** START Given data **

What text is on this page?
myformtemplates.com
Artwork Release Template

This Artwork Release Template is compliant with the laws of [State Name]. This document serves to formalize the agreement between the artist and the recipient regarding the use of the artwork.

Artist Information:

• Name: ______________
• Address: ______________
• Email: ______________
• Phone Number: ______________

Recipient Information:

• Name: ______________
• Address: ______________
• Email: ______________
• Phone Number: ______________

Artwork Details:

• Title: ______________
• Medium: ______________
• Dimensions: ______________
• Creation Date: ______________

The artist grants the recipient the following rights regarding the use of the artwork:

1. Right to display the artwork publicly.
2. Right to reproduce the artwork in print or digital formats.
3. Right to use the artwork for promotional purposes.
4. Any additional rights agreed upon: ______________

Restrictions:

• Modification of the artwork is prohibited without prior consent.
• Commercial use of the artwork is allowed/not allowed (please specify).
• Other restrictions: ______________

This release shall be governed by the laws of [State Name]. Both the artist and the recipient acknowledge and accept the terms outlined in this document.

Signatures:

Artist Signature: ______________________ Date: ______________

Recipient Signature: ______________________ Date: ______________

** END Given data **

Job: Scan the material above. Copy each line that holds the word "State".

Solution to the exercise:
This Artwork Release Template is compliant with the laws of [State Name]. This document serves to formalize the agreement between the artist and the recipient regarding the use of the artwork.
This release shall be governed by the laws of [State Name]. Both the artist and the recipient acknowledge and accept the terms outlined in this document.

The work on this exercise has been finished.